## Start

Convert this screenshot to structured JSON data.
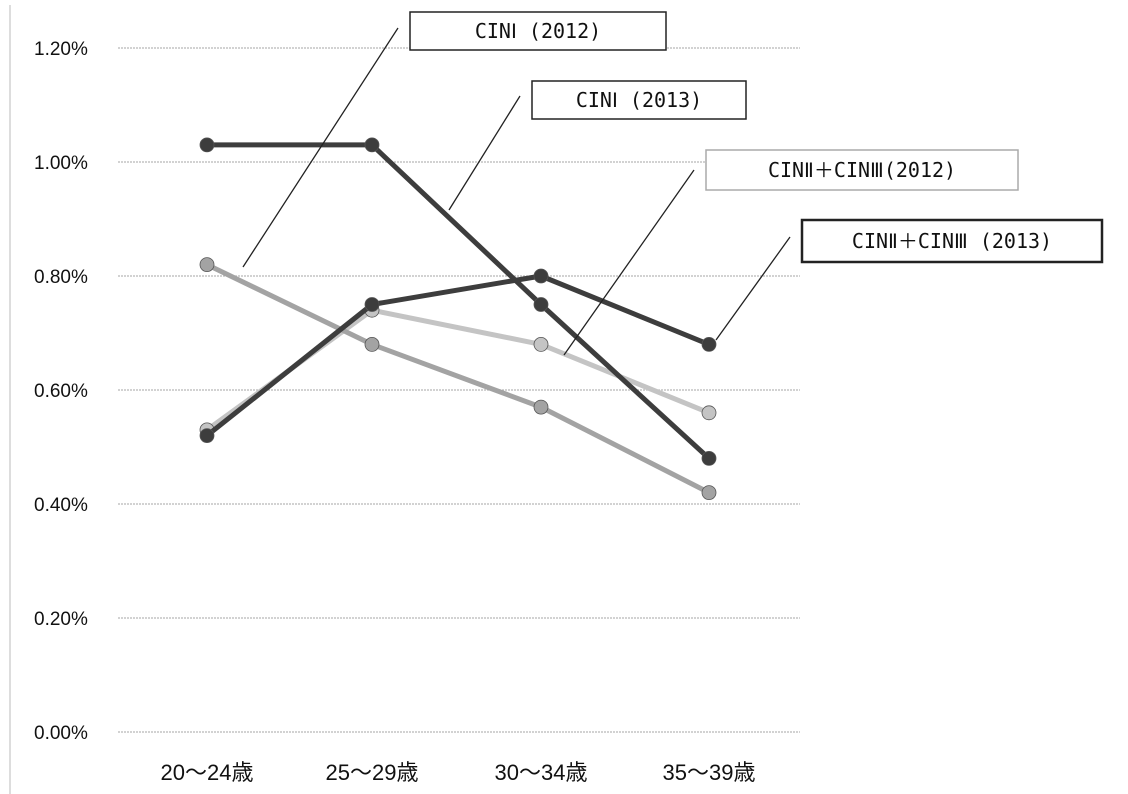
{
  "chart_data": {
    "type": "line",
    "categories": [
      "20～24歳",
      "25～29歳",
      "30～34歳",
      "35～39歳"
    ],
    "y_ticks": [
      "0.00%",
      "0.20%",
      "0.40%",
      "0.60%",
      "0.80%",
      "1.00%",
      "1.20%"
    ],
    "ylim": [
      0,
      1.2
    ],
    "grid": true,
    "legend": "callouts",
    "series": [
      {
        "name": "CINⅠ (2012)",
        "values": [
          0.82,
          0.68,
          0.57,
          0.42
        ],
        "color": "#a3a3a3"
      },
      {
        "name": "CINⅠ (2013)",
        "values": [
          1.03,
          1.03,
          0.75,
          0.48
        ],
        "color": "#3d3d3d"
      },
      {
        "name": "CINⅡ＋CINⅢ(2012)",
        "values": [
          0.53,
          0.74,
          0.68,
          0.56
        ],
        "color": "#c4c4c4"
      },
      {
        "name": "CINⅡ＋CINⅢ (2013)",
        "values": [
          0.52,
          0.75,
          0.8,
          0.68
        ],
        "color": "#3d3d3d"
      }
    ]
  }
}
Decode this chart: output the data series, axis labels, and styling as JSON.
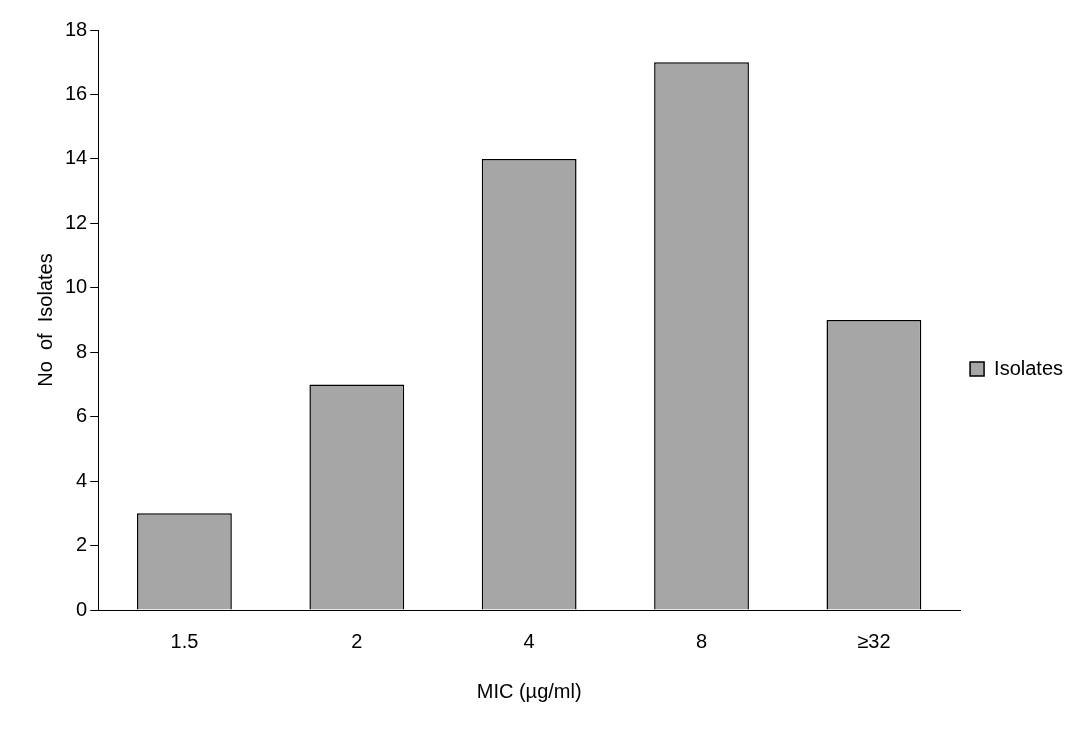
{
  "chart_data": {
    "type": "bar",
    "xlabel": "MIC (µg/ml)",
    "ylabel": "No  of  Isolates",
    "categories": [
      "1.5",
      "2",
      "4",
      "8",
      "≥32"
    ],
    "series": [
      {
        "name": "Isolates",
        "color": "#a6a6a6",
        "values": [
          3,
          7,
          14,
          17,
          9
        ]
      }
    ],
    "ylim": [
      0,
      18
    ],
    "yticks": [
      0,
      2,
      4,
      6,
      8,
      10,
      12,
      14,
      16,
      18
    ],
    "grid": false,
    "legend": "right"
  }
}
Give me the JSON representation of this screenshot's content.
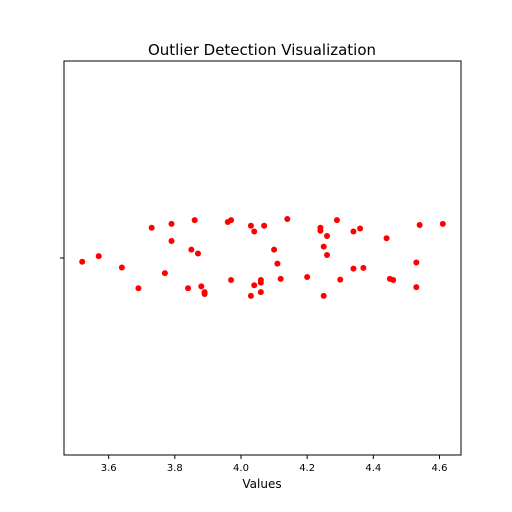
{
  "chart_data": {
    "type": "scatter",
    "title": "Outlier Detection Visualization",
    "xlabel": "Values",
    "ylabel": "",
    "xlim": [
      3.465,
      4.665
    ],
    "ylim": [
      -0.52,
      0.52
    ],
    "x_ticks": [
      3.6,
      3.8,
      4.0,
      4.2,
      4.4,
      4.6
    ],
    "x_tick_labels": [
      "3.6",
      "3.8",
      "4.0",
      "4.2",
      "4.4",
      "4.6"
    ],
    "y_ticks": [
      0
    ],
    "grid": false,
    "legend": "none",
    "marker_color": "#ff0000",
    "points": [
      {
        "x": 3.52,
        "y": -0.01
      },
      {
        "x": 3.57,
        "y": 0.005
      },
      {
        "x": 3.64,
        "y": -0.025
      },
      {
        "x": 3.69,
        "y": -0.08
      },
      {
        "x": 3.73,
        "y": 0.08
      },
      {
        "x": 3.77,
        "y": -0.04
      },
      {
        "x": 3.79,
        "y": 0.09
      },
      {
        "x": 3.79,
        "y": 0.045
      },
      {
        "x": 3.84,
        "y": -0.08
      },
      {
        "x": 3.85,
        "y": 0.022
      },
      {
        "x": 3.86,
        "y": 0.1
      },
      {
        "x": 3.87,
        "y": 0.012
      },
      {
        "x": 3.88,
        "y": -0.075
      },
      {
        "x": 3.89,
        "y": -0.09
      },
      {
        "x": 3.89,
        "y": -0.095
      },
      {
        "x": 3.96,
        "y": 0.095
      },
      {
        "x": 3.97,
        "y": 0.1
      },
      {
        "x": 3.97,
        "y": -0.058
      },
      {
        "x": 4.03,
        "y": 0.085
      },
      {
        "x": 4.03,
        "y": -0.1
      },
      {
        "x": 4.04,
        "y": 0.07
      },
      {
        "x": 4.04,
        "y": -0.072
      },
      {
        "x": 4.06,
        "y": -0.058
      },
      {
        "x": 4.06,
        "y": -0.065
      },
      {
        "x": 4.06,
        "y": -0.09
      },
      {
        "x": 4.07,
        "y": 0.085
      },
      {
        "x": 4.1,
        "y": 0.022
      },
      {
        "x": 4.11,
        "y": -0.015
      },
      {
        "x": 4.12,
        "y": -0.055
      },
      {
        "x": 4.14,
        "y": 0.103
      },
      {
        "x": 4.2,
        "y": -0.05
      },
      {
        "x": 4.24,
        "y": 0.08
      },
      {
        "x": 4.24,
        "y": 0.072
      },
      {
        "x": 4.25,
        "y": 0.03
      },
      {
        "x": 4.25,
        "y": -0.1
      },
      {
        "x": 4.26,
        "y": 0.058
      },
      {
        "x": 4.26,
        "y": 0.008
      },
      {
        "x": 4.29,
        "y": 0.1
      },
      {
        "x": 4.3,
        "y": -0.057
      },
      {
        "x": 4.34,
        "y": 0.07
      },
      {
        "x": 4.34,
        "y": -0.028
      },
      {
        "x": 4.36,
        "y": 0.078
      },
      {
        "x": 4.37,
        "y": -0.026
      },
      {
        "x": 4.44,
        "y": 0.052
      },
      {
        "x": 4.45,
        "y": -0.055
      },
      {
        "x": 4.46,
        "y": -0.058
      },
      {
        "x": 4.53,
        "y": -0.012
      },
      {
        "x": 4.53,
        "y": -0.077
      },
      {
        "x": 4.54,
        "y": 0.087
      },
      {
        "x": 4.61,
        "y": 0.09
      }
    ]
  }
}
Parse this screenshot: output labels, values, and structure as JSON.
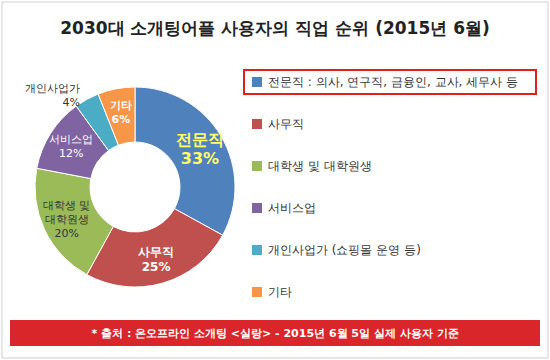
{
  "chart_data": {
    "type": "pie",
    "title": "2030대 소개팅어플 사용자의 직업 순위 (2015년 6월)",
    "categories": [
      "전문직",
      "사무직",
      "대학생 및 대학원생",
      "서비스업",
      "개인사업가",
      "기타"
    ],
    "values": [
      33,
      25,
      20,
      12,
      4,
      6
    ],
    "value_labels": [
      "33%",
      "25%",
      "20%",
      "12%",
      "4%",
      "6%"
    ],
    "colors": [
      "#4f81bd",
      "#c0504d",
      "#9bbb59",
      "#8064a2",
      "#4bacc6",
      "#f79646"
    ],
    "legend_entries": [
      "전문직 : 의사, 연구직, 금융인, 교사, 세무사 등",
      "사무직",
      "대학생 및 대학원생",
      "서비스업",
      "개인사업가 (쇼핑몰 운영 등)",
      "기타"
    ],
    "legend": "right",
    "data_labels": true,
    "source": "* 출처 : 온오프라인 소개팅 <실랑> - 2015년 6월 5일 실제 사용자 기준"
  }
}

## End

- Exercise objective
Each line above that includes "CINⅢ" should be shown.

- Solution for this exercise
        "name": "CINⅡ＋CINⅢ(2012)",
        "name": "CINⅡ＋CINⅢ (2013)",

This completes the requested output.